[start SUPPLIED PASSAGE]
It is therefore a useful tool to use for planning purposes for clients who are already incorporated and can reinforce the point to many clients that they are still saving tax by being incorporated.

It also caters for salary and dividend profit distribution between multiple director-shareholders (up to six).

The detailed output sheets are not password protected so you can insert extra calculations or override the formulae if you wish.

How do you form a Limited Company?

You can form your company directly with Companies House for £15, it normally takes 24 hours

You’ll need:

  • the company’s name and registered address
  • names and addresses of directors (and company secretary if you have one)
  • details of shareholders and share capital

Personally, I find it easier to use a formation agent such as Company Wizard for £16.99

Often using an agent will mean the company is formed quickly, sometime within a couple of hours.

There are three different ways in which the sole trader can be incorporated. It’s highly likely that Incorporation Relief will be the best way to incorporate in most cases, however, it is worth considering all the options when advising clients.

These are: 

Incorporation Relief

Incorporation Tax will apply automatically unless the transferor elects for it not to in writing.

To benefit from Incorporation Relief the business will need to be valued at open market value including Goodwill prior to transfer to the limited company

There are 3 conditions which must be satisfied before incorporation relief can be claimed:

  1. The business transferred must be a going concern;
  2. All assets owned by the business (except cash) must be transferred to the limited company.
  3. The consideration paid for the business assets must be wholly or partly in shares.

Example You transfer your business in return for shares worth £100,000. You make a profit of £60,000. You later sell the shares and need to work out the gain – their cost for your Capital Gains Tax calculations is £40,000 (£100,000 – £60,000).

Example Your business is valued at £100,000 when you transfer it, and you receive 80% in shares (£80,000) and 20% in cash (£20,000). You made a gain of £50,000. You can postpone 80% of the gain (£40,000) until you sell the shares. You need to pay Capital Gains Tax on 20% of the gain (£10,000) in your next tax return.

The official helpsheet with further advice is HS276.
[end SUPPLIED PASSAGE]
[start STORED RECORDS]
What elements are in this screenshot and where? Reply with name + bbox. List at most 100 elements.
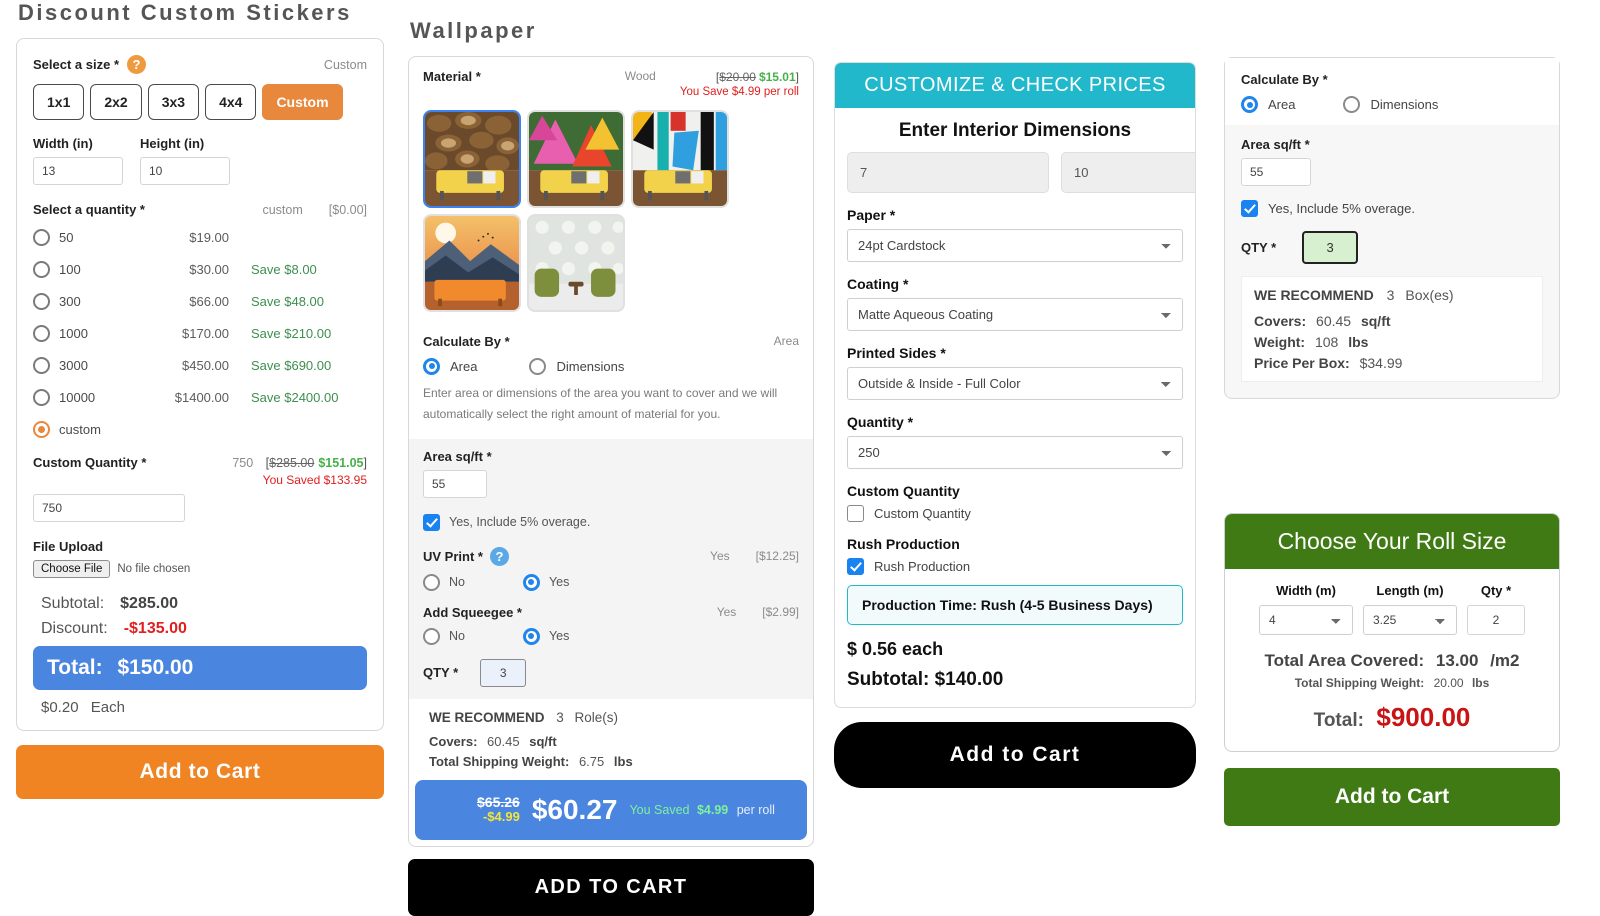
squeegee-radio-yes[interactable] [522, 627, 540, 645]
boxes-qty-input[interactable] [1302, 231, 1359, 264]
quantity-row[interactable]: 10000 $1400.00 Save $2400.00 [33, 381, 367, 413]
price-each-value: $0.20 [41, 699, 79, 717]
question-icon[interactable]: ? [489, 546, 509, 566]
choose-file-button[interactable]: Choose File [33, 560, 111, 579]
file-status: No file chosen [117, 563, 191, 576]
custom-quantity-input[interactable] [33, 494, 185, 523]
stickers-add-to-cart-button[interactable]: Add to Cart [16, 745, 384, 800]
quantity-radio[interactable] [33, 324, 50, 342]
printed-sides-select[interactable]: Outside & Inside - Full Color [847, 367, 1183, 400]
quantity-save: Save $8.00 [251, 261, 317, 277]
calculate-by-radio-dimensions[interactable] [529, 357, 547, 375]
quantity-radio-list: 50 $19.00 100 $30.00 Save $8.00 300 $66.… [33, 221, 367, 445]
custom-quantity-old-price: $285.00 [269, 456, 315, 470]
size-option-2x2[interactable]: 2x2 [90, 84, 142, 120]
roll-width-select[interactable]: 4 [1259, 605, 1353, 635]
width-label: Width (in) [33, 136, 93, 151]
custom-quantity-checkbox[interactable] [847, 505, 864, 522]
page-root: Discount Custom Stickers Select a size *… [0, 0, 1600, 916]
uv-print-radio-yes[interactable] [522, 573, 540, 591]
customize-quantity-select[interactable]: 250 [847, 436, 1183, 469]
size-option-1x1[interactable]: 1x1 [33, 84, 85, 120]
calculate-by-option-area: Area [450, 358, 478, 374]
uv-print-radio-no[interactable] [423, 573, 440, 591]
rush-production-checkbox-label: Rush Production [874, 559, 971, 574]
quantity-radio-custom[interactable] [33, 420, 50, 438]
boxes-calculate-by-radio-area[interactable] [1241, 96, 1258, 113]
wallpaper-add-to-cart-button[interactable]: ADD TO CART [408, 858, 814, 916]
rush-production-checkbox[interactable] [847, 558, 864, 575]
boxes-overage-checkbox[interactable] [1241, 200, 1258, 217]
squeegee-radio-no[interactable] [423, 627, 440, 645]
quantity-radio[interactable] [33, 228, 50, 246]
material-thumb-wood-logs-wallpaper[interactable] [423, 109, 521, 208]
wallpaper-old-price: $65.26 [477, 794, 520, 811]
boxes-covers-label: Covers: [1254, 313, 1307, 329]
roll-add-to-cart-button[interactable]: Add to Cart [1224, 768, 1560, 826]
boxes-calculate-by-option-dimensions: Dimensions [1370, 97, 1439, 112]
squeegee-price: [$2.99] [762, 605, 799, 620]
area-input[interactable] [423, 469, 487, 498]
roll-area-unit: /m2 [1490, 651, 1520, 670]
boxes-calculate-by-label: Calculate By * [1241, 72, 1328, 87]
quantity-label: 1000 [59, 325, 88, 341]
material-thumb-damask-pattern-wallpaper[interactable] [527, 213, 625, 312]
quantity-save: Save $210.00 [251, 325, 332, 341]
paper-select[interactable]: 24pt Cardstock [847, 229, 1183, 262]
roll-area-value: 13.00 [1435, 651, 1479, 670]
quantity-label: 3000 [59, 357, 88, 373]
quantity-radio[interactable] [33, 356, 50, 374]
discount-value: -$135.00 [123, 620, 187, 638]
size-option-custom[interactable]: Custom [262, 84, 343, 120]
customize-quantity-label: Quantity * [847, 414, 914, 430]
calculate-by-radio-area[interactable] [423, 357, 440, 375]
size-option-3x3[interactable]: 3x3 [147, 84, 200, 120]
material-thumb-abstract-geometric-wallpaper[interactable] [631, 109, 729, 208]
squeegee-value: Yes [716, 605, 737, 620]
customize-add-to-cart-button[interactable]: Add to Cart [834, 722, 1196, 788]
quantity-radio[interactable] [33, 260, 50, 278]
quantity-save: Save $48.00 [251, 293, 325, 309]
quantity-row[interactable]: 50 $19.00 [33, 221, 367, 253]
recommend-unit: Role(s) [574, 709, 619, 725]
boxes-price-per-box-label: Price Per Box: [1254, 355, 1350, 371]
dimension-input-length[interactable] [847, 152, 1049, 193]
quantity-radio[interactable] [33, 292, 50, 310]
roll-length-select[interactable]: 3.25 [1363, 605, 1457, 635]
wallpaper-current-price: $60.27 [531, 793, 618, 825]
discount-label: Discount: [41, 620, 108, 638]
width-input[interactable] [33, 157, 123, 185]
quantity-label: 50 [59, 229, 74, 245]
quantity-row[interactable]: 100 $30.00 Save $8.00 [33, 253, 367, 285]
roll-qty-input[interactable] [1467, 605, 1525, 635]
paper-label: Paper * [847, 207, 896, 223]
roll-size-card: Choose Your Roll Size Width (m) Length (… [1224, 513, 1560, 752]
size-option-4x4[interactable]: 4x4 [205, 84, 257, 120]
uv-print-option-yes: Yes [548, 575, 570, 590]
size-options: 1x1 2x2 3x3 4x4 Custom [33, 84, 367, 120]
material-label: Material * [423, 69, 481, 84]
boxes-area-input[interactable] [1241, 158, 1311, 186]
quantity-row[interactable]: 1000 $170.00 Save $210.00 [33, 317, 367, 349]
quantity-row-custom[interactable]: custom [33, 413, 367, 445]
wallpaper-qty-input[interactable] [480, 658, 527, 687]
quantity-row[interactable]: 300 $66.00 Save $48.00 [33, 285, 367, 317]
wallpaper-saved-label: You Saved [629, 802, 690, 817]
material-thumb-pink-leaves-wallpaper[interactable] [527, 109, 625, 208]
boxes-calculate-by-radio-dimensions[interactable] [1343, 96, 1361, 113]
total-bar: Total: $150.00 [33, 646, 367, 691]
quantity-radio[interactable] [33, 388, 50, 406]
coating-select[interactable]: Matte Aqueous Coating [847, 298, 1183, 331]
question-icon[interactable]: ? [127, 55, 146, 74]
quantity-price: $170.00 [182, 325, 229, 341]
uv-print-label: UV Print * [423, 548, 483, 564]
dimension-input-width[interactable] [1061, 152, 1195, 193]
roll-area-label: Total Area Covered: [1264, 651, 1425, 670]
overage-label: Yes, Include 5% overage. [449, 515, 591, 530]
material-thumb-mountain-sunset-wallpaper[interactable] [423, 213, 521, 312]
overage-checkbox[interactable] [423, 513, 440, 531]
roll-total-value: $900.00 [1376, 702, 1471, 732]
height-input[interactable] [140, 157, 230, 185]
roll-width-label: Width (m) [1276, 583, 1336, 598]
quantity-row[interactable]: 3000 $450.00 Save $690.00 [33, 349, 367, 381]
[end STORED RECORDS]
▸ **EXERCISES**:
[a] Answer these questions from the text on incorporating a business:
(i) What does it cost to form a company directly with Companies House?
(ii) Up to how many director-shareholders does the tool cater for when splitting salary and dividend profit distributions?
(iii) Which official helpsheet gives further advice?
[b] Write the next part of the text on incorporating a business, beginning after its final sentence.

▸ **EXPECTED ANSWERS**:
[a]
(i) £15
(ii) Six
(iii) HS276

[b]
Holdover Relief

Holdover relief applies when business assets are transferred from an individual and avoids capital gains on the chargeable assets becoming immediately liable to capital gains tax.

Example

You sell a shop worth £81,000 to your brother for £40,000. It cost you £23,000. Include the £17,000 gain (£40,000 minus £23,000) when you’re working out your total taxable gain.

This method is useful if you want to keep a property outside of the company and prefer instead for the company to pay a rent for the property. This will have certain tax advantages but it is important to note that this can mean that the owner will lose entitlement to entrepreneurs’ relief on the property, because the property would then be regarded as an investment property.

Selling your Sole Trader Business to your Limited Company

Until December 2014, this was often the preferred option because Entrepreneurs Relief could be applied to gains and in many cases the company could write down the Goodwill against Corporation Tax.

However, this option could still be worth considering.

Let’s take a typical scenario:

  • Mr Smith has been running a small garage for a few years
  • he decides to incorporate his business and sets up Smiths Garage Limited with himself as the sole director and shareholder
  • he transfers the goodwill of the business and its other assets and liabilities to Smiths Garage Limited but does not claim incorporation tax relief under Taxation of Chargeable Gains Act (TCGA) 1992, s162, nor does he claim hold-over relief under TCGA s162
  • at the time of incorporation, the goodwill of the business is valued at £11,100
  • Mr Smith makes a chargeable gain on the transfer of the goodwill, which is deemed to be at market value, of £11,100 which, after deducting the annual CGT exemption (£11,100 2015-16) the company will pay
  • the acquisition of goodwill is done by way of a credit to Mr Smiths director’s loan account. Mr Smith is able to draw down on this account without any further tax charges.

 

In Summary

These considerations all show that incorporating a sole trader business is not only straightforward but can also greatly benefit the sole trader client both financially and in the potential  flexibility it can provide for their business.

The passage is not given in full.